À faire:
1. D'après l'extrait sur l'opéra Lucrèce Borgia, à quelle date l'œuvre de Donizetti a-t-elle été donnée pour la première fois au Teatro della Scala ?
2. Dans l'extrait sur l'opéra Lucrèce Borgia, transformez en liste courte le paragraphe qui commence par « Il aura fallu attendre », en gardant ses faits principaux.

Extrait à lire:
On sera surpris de voir enfin arriver sur la scène du Théâtre du Capitole, ce personnage de Lucrèce Borgia, ce mythe, ce symbole, cette légende. C’est l’incarnation même, du temps de la Renaissance, de l’éternel féminin dans sa malfaisance et sa diabolique fatalité, comme une certaine Cléopâtre.
Il aura fallu attendre près de deux cents ans après sa création milanaise, pour que cet opéra, le 35ème, de Gaetano Donizetti arrive jusqu’à notre Théâtre, alors qu’il eut une importance historique et une influence évidentes sur un certain Verdi. L’un des sommets créatifs du compositeur est donc donné sur la scène du Teatro della Scala un 26 décembre 1833 et ce, trois ans après l’étincelle vitale que fut son Anna Bolena. Entre temps, trois ans, il aura écrit…dix opéras !
Opéra seria en deux actes et un prologue, sur un livret du fameux Felice Romani, la première chance, c’est bien le choix de ce librettiste. La gloire soudaine du compositeur avec Lucrezia Borgia a une seconde explication, avec sa rencontre avec une certaine Giuditta Pasta, probablement la plus mythique des cantatrices du bel canto.

Données fournies:
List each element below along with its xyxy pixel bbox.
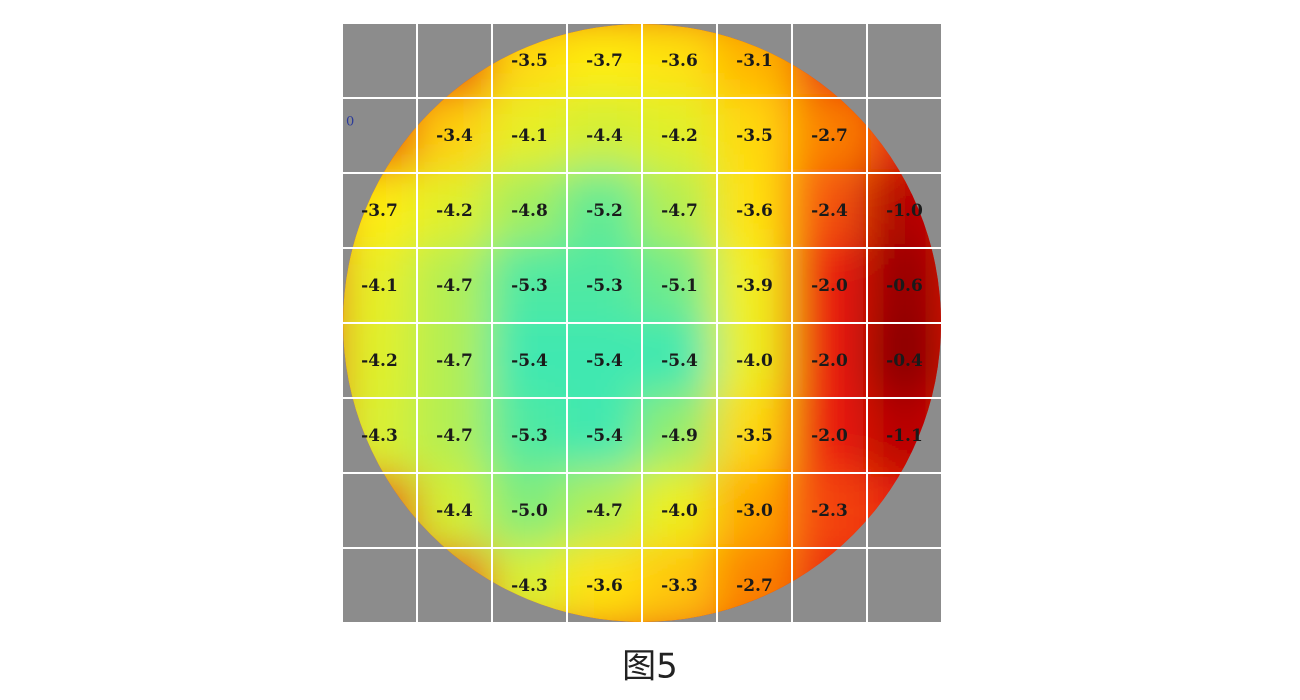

Réponses par tâche:
1. Le 26 décembre 1833.

2.
- Il a fallu près de deux cents ans après sa création à Milan pour que l'opéra arrive au Théâtre.
- C'est le 35e opéra de Gaetano Donizetti.
- Il a eu une importance historique et une influence claire sur Verdi.
- Il a été créé au Teatro della Scala le 26 décembre 1833.
- Cette création a eu lieu trois ans après Anna Bolena.
- Pendant ces trois ans, Donizetti a écrit dix opéras.